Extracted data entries
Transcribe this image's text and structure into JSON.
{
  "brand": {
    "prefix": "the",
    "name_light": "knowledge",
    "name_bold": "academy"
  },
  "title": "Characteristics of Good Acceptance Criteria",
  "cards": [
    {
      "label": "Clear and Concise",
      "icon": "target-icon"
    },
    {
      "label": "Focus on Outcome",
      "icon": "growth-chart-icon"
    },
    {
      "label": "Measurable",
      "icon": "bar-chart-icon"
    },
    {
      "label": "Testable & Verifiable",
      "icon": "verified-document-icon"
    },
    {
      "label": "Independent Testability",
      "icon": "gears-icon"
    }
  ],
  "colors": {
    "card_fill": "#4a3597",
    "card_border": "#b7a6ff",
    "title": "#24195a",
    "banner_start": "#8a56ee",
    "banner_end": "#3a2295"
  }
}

§ GOAL: Go through the entries and repeat each one exactly.

§ SOLUTION TO THIS TASK:
Transcribe this image's text and structure into JSON.
{
  "brand": {
    "prefix": "the",
    "name_light": "knowledge",
    "name_bold": "academy"
  },
  "title": "Characteristics of Good Acceptance Criteria",
  "cards": [
    {
      "label": "Clear and Concise",
      "icon": "target-icon"
    },
    {
      "label": "Focus on Outcome",
      "icon": "growth-chart-icon"
    },
    {
      "label": "Measurable",
      "icon": "bar-chart-icon"
    },
    {
      "label": "Testable & Verifiable",
      "icon": "verified-document-icon"
    },
    {
      "label": "Independent Testability",
      "icon": "gears-icon"
    }
  ],
  "colors": {
    "card_fill": "#4a3597",
    "card_border": "#b7a6ff",
    "title": "#24195a",
    "banner_start": "#8a56ee",
    "banner_end": "#3a2295"
  }
}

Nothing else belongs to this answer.